Stored records:
[start]

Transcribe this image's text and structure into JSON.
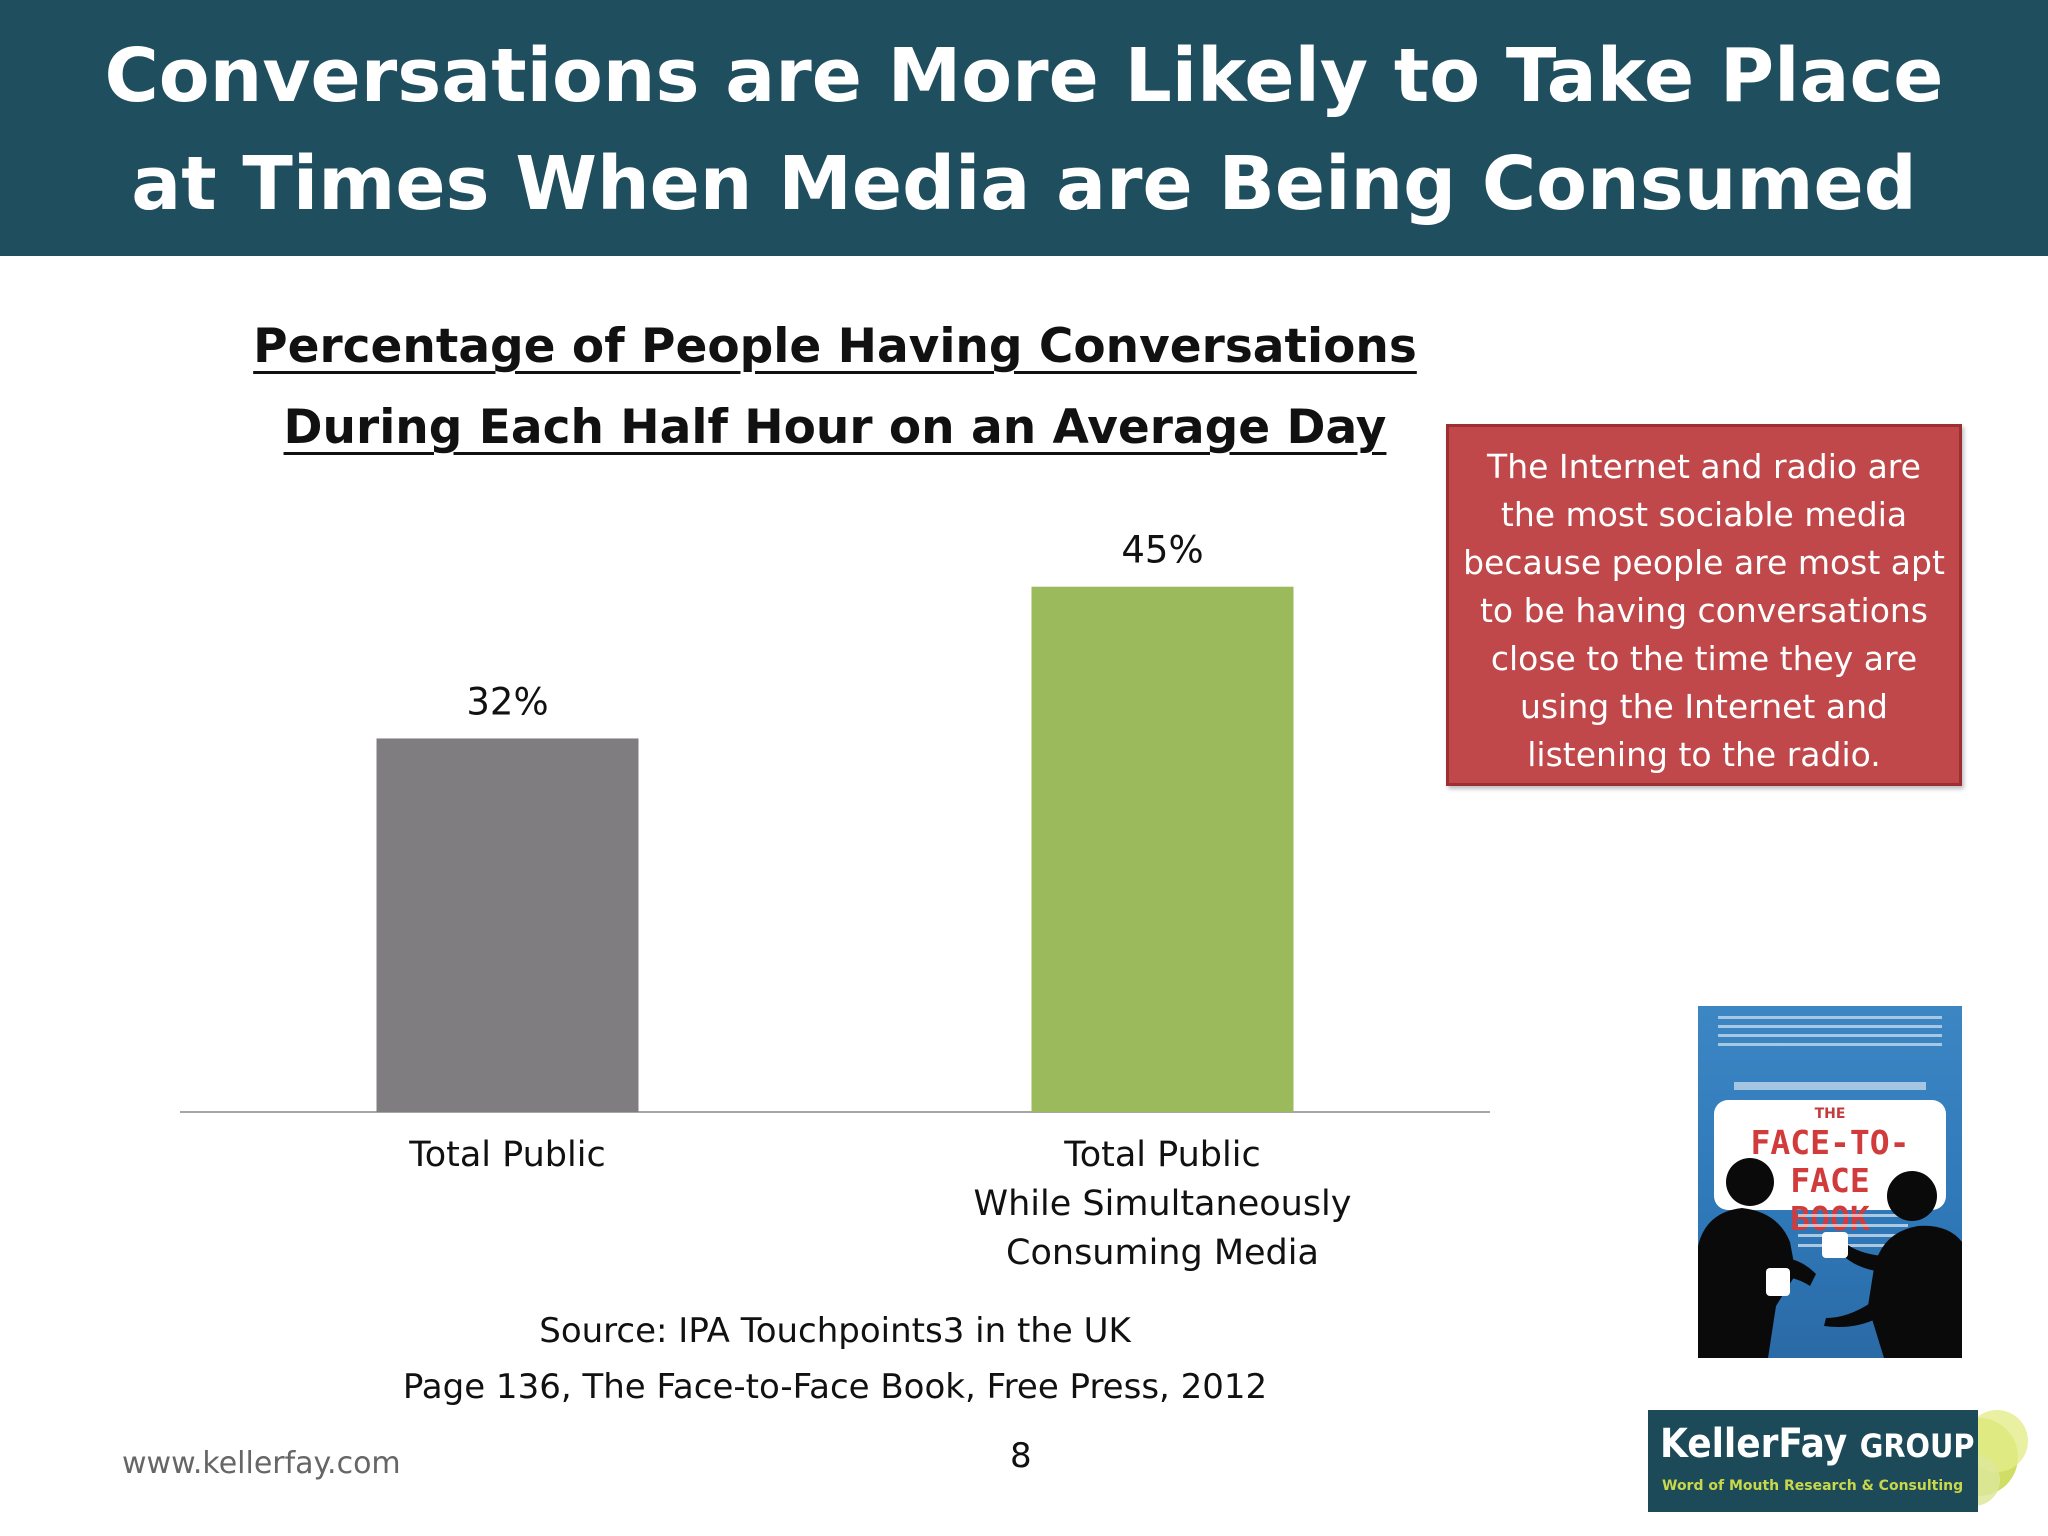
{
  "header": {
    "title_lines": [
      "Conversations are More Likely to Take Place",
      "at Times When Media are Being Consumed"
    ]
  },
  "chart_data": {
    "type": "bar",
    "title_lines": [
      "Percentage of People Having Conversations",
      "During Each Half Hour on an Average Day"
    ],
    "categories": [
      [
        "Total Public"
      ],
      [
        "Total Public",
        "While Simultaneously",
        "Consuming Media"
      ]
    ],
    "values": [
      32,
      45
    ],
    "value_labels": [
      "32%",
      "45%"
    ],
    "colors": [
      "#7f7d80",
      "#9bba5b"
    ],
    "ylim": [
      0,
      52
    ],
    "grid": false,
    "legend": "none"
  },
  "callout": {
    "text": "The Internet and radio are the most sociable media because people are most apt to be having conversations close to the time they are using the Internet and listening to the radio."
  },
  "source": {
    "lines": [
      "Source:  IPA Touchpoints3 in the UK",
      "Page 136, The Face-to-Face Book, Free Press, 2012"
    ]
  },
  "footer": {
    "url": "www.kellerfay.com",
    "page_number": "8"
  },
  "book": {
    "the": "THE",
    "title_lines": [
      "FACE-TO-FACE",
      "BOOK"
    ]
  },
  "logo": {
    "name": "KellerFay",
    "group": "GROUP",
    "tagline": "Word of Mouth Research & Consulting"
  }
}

[end]
[start]

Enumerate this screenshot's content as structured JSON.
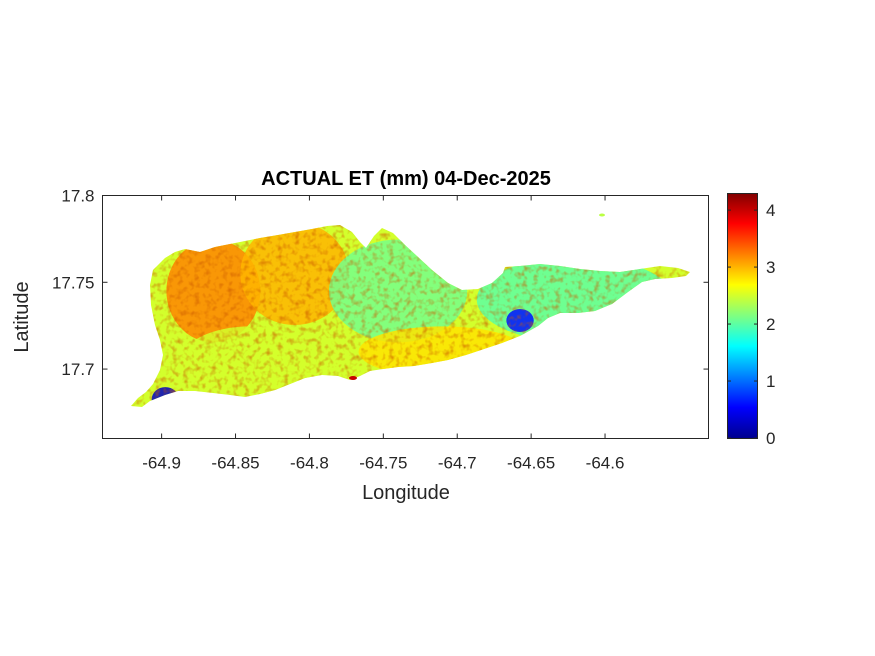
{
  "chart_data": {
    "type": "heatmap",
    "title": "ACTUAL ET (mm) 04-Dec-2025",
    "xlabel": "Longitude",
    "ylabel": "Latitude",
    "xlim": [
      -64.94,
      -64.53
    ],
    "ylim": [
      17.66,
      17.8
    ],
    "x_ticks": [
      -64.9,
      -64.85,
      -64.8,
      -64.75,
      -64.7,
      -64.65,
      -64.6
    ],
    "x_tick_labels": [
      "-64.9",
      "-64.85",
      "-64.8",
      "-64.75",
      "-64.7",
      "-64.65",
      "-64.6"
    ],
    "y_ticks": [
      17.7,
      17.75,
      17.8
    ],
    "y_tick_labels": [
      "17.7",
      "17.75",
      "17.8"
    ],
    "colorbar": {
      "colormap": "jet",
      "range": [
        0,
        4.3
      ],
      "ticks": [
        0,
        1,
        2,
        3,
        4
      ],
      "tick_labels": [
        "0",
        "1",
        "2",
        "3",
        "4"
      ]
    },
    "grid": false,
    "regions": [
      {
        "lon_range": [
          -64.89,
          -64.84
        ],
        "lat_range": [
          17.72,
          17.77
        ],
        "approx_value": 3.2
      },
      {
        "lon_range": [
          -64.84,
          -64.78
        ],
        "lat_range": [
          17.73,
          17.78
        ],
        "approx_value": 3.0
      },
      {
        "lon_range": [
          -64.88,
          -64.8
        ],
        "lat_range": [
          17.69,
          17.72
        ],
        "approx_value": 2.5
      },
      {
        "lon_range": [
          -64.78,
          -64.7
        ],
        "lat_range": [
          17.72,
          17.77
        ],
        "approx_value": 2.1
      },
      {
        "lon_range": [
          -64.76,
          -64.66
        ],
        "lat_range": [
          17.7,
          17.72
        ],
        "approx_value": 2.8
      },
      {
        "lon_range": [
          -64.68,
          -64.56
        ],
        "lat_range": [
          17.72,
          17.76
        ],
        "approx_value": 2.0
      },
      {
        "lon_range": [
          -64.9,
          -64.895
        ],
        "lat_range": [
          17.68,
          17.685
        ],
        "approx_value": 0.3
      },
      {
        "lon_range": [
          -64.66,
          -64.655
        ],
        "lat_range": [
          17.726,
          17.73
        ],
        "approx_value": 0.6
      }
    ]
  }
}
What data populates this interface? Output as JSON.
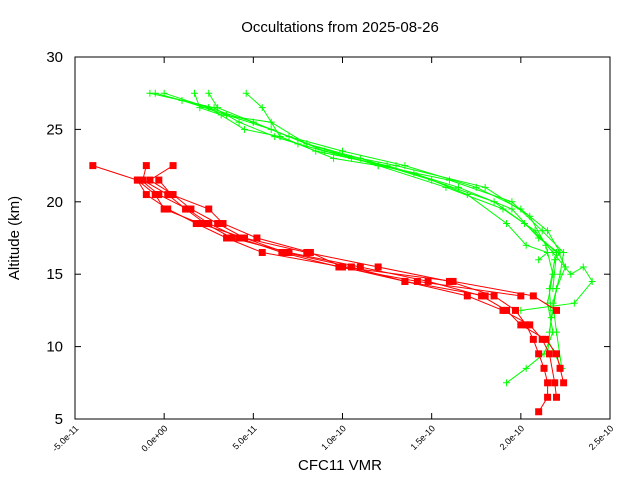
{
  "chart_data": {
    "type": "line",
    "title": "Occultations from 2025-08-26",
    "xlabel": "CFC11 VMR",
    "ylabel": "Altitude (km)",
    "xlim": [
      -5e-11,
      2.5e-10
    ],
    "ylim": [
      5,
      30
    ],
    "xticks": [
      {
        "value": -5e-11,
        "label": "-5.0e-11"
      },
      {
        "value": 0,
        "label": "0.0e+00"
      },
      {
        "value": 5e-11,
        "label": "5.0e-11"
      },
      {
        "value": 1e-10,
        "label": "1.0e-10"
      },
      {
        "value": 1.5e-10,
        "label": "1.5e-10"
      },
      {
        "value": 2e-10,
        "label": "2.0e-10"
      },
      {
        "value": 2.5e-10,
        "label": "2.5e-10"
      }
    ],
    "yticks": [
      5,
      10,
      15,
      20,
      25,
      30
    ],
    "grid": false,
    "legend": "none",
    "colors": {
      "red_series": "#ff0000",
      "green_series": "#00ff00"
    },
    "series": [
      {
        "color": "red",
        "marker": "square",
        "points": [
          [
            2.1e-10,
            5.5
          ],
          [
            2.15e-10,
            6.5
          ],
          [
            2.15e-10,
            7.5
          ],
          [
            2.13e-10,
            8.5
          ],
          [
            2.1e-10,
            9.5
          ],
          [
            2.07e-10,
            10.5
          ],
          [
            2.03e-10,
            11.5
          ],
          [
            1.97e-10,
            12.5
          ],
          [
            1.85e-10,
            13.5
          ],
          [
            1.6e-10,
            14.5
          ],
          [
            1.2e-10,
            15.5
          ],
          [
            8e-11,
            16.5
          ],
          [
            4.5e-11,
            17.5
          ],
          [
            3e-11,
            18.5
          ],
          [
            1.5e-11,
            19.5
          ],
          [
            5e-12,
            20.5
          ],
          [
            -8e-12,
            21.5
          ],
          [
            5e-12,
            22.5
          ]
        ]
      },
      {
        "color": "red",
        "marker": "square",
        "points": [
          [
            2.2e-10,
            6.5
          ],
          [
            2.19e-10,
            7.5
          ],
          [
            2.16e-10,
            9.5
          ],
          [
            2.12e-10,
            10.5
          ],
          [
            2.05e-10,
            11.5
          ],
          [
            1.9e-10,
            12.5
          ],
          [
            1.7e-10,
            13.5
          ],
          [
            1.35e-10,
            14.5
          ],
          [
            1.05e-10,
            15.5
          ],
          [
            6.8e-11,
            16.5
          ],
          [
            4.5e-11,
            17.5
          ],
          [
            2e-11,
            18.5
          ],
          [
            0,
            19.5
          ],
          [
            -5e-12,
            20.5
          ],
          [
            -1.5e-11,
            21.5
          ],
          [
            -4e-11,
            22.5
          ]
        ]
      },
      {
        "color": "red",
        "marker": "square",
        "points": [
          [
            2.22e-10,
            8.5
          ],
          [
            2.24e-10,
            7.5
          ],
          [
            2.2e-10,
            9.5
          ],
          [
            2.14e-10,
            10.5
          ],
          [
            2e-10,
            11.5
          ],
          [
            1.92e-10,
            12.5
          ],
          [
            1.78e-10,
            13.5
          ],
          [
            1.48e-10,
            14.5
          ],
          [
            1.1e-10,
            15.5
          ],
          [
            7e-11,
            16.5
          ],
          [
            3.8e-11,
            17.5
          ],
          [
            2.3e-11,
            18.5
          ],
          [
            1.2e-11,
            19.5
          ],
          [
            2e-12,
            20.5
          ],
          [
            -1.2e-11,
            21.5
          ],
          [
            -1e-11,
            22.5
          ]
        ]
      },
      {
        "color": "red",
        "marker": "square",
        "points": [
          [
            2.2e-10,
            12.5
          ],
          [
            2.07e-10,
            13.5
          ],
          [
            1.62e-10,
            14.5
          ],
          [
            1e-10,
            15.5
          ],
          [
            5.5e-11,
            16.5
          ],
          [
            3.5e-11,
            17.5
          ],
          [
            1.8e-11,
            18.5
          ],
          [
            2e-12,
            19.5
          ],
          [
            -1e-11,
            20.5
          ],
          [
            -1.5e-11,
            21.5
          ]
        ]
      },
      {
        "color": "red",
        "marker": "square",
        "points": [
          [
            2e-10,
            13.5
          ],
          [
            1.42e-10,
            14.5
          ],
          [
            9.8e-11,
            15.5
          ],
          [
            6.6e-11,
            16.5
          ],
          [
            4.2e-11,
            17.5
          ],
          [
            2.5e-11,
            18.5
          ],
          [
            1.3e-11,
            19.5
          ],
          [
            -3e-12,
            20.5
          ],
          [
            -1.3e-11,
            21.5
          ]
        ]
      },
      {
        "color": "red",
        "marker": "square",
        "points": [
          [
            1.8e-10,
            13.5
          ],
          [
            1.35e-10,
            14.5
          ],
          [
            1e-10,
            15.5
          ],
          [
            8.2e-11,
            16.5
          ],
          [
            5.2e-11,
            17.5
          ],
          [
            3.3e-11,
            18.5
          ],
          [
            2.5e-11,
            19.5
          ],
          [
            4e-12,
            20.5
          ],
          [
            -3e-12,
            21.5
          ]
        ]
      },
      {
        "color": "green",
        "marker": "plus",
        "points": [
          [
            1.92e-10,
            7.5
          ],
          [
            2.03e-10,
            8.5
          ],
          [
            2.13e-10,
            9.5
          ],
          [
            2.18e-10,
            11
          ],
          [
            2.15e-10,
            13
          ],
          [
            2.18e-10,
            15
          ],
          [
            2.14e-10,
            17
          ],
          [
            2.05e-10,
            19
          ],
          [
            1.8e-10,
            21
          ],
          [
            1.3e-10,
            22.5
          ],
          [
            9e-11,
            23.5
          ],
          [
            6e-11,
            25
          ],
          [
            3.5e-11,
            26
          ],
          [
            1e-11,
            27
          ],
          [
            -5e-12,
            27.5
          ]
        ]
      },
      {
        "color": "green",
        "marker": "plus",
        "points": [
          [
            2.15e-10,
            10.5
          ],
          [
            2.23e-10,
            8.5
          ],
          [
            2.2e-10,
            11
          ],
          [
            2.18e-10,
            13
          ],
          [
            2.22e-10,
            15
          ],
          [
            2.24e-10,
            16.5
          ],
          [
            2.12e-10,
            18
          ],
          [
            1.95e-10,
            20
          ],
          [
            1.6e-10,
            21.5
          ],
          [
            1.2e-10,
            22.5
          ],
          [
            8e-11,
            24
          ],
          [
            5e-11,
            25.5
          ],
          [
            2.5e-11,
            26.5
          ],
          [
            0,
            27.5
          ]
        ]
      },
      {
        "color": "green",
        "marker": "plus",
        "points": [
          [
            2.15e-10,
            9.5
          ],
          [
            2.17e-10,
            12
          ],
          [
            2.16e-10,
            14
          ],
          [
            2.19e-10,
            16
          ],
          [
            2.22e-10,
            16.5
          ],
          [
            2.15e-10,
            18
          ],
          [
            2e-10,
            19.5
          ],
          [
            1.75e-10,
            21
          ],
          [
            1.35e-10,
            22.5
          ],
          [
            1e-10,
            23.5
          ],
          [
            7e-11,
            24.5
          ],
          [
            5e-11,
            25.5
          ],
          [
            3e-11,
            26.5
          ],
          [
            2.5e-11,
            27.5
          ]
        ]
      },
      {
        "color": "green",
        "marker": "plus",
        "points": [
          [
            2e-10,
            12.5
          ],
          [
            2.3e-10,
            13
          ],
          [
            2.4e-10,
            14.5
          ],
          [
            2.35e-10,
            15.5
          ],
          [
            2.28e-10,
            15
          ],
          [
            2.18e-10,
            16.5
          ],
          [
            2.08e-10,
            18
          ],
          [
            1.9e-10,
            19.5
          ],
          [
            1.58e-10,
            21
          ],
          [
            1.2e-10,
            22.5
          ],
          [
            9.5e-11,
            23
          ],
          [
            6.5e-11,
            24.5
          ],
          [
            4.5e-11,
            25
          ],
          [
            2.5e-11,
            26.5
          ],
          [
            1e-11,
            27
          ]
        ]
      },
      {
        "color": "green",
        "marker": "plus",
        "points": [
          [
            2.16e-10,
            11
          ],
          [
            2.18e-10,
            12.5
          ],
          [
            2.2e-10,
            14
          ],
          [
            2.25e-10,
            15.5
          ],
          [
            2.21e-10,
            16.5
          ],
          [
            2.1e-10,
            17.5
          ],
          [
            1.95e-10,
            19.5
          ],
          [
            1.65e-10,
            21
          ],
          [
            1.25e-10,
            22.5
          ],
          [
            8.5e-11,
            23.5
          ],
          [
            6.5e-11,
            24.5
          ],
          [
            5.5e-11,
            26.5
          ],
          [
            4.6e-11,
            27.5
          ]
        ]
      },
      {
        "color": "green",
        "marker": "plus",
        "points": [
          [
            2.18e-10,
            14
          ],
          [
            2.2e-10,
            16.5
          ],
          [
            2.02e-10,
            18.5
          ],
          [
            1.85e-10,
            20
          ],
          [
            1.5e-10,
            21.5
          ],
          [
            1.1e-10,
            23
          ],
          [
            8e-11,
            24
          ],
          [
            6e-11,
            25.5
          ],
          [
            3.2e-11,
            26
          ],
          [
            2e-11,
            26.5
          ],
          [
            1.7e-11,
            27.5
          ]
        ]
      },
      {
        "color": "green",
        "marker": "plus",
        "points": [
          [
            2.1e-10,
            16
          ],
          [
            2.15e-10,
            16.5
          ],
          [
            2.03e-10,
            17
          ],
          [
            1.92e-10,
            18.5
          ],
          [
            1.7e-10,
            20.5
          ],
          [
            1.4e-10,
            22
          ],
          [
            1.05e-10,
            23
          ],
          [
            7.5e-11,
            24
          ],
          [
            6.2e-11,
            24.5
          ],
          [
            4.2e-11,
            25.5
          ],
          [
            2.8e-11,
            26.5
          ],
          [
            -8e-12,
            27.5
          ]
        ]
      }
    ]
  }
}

[end]

Every line containing the string "this" must be listed.

- _Response_
Transcribe this image's text and structure into JSON.
Enumerate this screenshot's content as structured JSON.
What data populates this interface? Output as JSON.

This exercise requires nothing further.